▸ **To-do list**
• 1. In the function proof thread, why does the reply say that adjusting A is not allowed?
• 2. Please continue the function proof thread from its last sentence.

▸ **Page extract**
Begin

Function proof

I had this question on a test today.
Prove that if a function f:X-->Y is injective, then $f(X\setminus A) \subset Y\setminus f(A), \forall A \subset X$.

This is how I did it:
If x_1 is in A, then y_1=f(x_1) is in f(A). Because the function is injective, we can pick (cut Y into pieces) f(A) and f(X\A) so, that their intersection is empty (adjust A if needed). So, if x_2 is not in A = if x_2 is in X\A, then y_2=f(x_2) in f(X\A). From this we get that y_2 is in Y\f(A), since Y\f(A)=f(X\A). So, I've shown using the injective property, that y_2 in Y\f(A) follows from y_2 in f(X\A).

Right? Wrong?

- Kamataat

At first glance, it appears to be wrong. You say that you might adjust A, but that's not "legal". You were asked to prove the given relation for /all/ subsets A of X.

It should be clear that any element of f(X\A) is in Y. To prove that any element of f(X\A) is not in f(A), one might try to derive a contradiction...

End

Layout dataset items:
Begin

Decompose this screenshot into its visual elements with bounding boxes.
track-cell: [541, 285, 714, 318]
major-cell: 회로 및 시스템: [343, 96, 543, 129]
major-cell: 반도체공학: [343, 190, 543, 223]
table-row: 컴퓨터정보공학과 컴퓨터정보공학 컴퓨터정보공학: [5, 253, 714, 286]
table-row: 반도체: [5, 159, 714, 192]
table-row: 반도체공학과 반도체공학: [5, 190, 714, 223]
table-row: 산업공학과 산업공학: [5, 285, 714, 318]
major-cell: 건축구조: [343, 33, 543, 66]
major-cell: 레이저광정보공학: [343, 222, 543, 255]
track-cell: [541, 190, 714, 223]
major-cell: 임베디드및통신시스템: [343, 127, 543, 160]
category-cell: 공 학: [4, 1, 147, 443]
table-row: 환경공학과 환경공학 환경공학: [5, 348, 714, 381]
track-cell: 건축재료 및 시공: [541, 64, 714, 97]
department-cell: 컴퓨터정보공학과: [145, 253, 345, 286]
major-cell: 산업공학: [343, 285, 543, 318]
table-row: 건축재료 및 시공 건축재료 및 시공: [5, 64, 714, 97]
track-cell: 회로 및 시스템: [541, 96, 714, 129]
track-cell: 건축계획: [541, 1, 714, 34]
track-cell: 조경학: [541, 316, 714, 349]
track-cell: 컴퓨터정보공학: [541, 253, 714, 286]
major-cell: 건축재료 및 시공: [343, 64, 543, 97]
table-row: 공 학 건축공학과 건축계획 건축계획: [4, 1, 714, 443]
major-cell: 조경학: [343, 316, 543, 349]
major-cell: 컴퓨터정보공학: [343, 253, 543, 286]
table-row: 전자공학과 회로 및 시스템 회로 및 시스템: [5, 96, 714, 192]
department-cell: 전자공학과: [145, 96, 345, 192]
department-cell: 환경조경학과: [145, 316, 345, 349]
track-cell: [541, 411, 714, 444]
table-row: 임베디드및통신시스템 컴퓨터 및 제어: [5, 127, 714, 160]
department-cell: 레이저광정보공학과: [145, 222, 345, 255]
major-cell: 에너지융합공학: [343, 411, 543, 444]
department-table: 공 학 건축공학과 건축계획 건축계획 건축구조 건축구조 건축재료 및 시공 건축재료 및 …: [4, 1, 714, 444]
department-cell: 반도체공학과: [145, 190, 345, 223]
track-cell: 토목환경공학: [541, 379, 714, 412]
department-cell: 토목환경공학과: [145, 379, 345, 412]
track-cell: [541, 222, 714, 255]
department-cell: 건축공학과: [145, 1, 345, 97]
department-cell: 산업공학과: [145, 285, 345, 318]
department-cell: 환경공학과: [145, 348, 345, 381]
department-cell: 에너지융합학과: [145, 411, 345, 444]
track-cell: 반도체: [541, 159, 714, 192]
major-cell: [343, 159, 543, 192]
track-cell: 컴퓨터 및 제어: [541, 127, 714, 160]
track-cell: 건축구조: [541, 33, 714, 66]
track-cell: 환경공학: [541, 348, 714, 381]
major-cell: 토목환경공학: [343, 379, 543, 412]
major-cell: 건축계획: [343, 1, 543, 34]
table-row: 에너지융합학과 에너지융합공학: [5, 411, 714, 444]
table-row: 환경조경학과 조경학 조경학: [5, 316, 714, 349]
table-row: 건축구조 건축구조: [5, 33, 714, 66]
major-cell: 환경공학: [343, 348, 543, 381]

End

▸ **The responses**
• 1. The relation has to be proved for all subsets A of X.

• 2.
Muzza said:
At first glance, it appears to be wrong. You say that you might adjust A, but that's not "legal". You were asked to prove the given relation for /all/ subsets A of X.

It should be clear that any element of f(X\A) is in Y. To prove that any element of f(X\A) is not in f(A), one might try to derive a contradiction...

So if any element of f(X\A) were also in f(A), then that element must have two originals, one in A and one in X\A, and hence the function is not injective?

- Kamataat

Yep, that's it.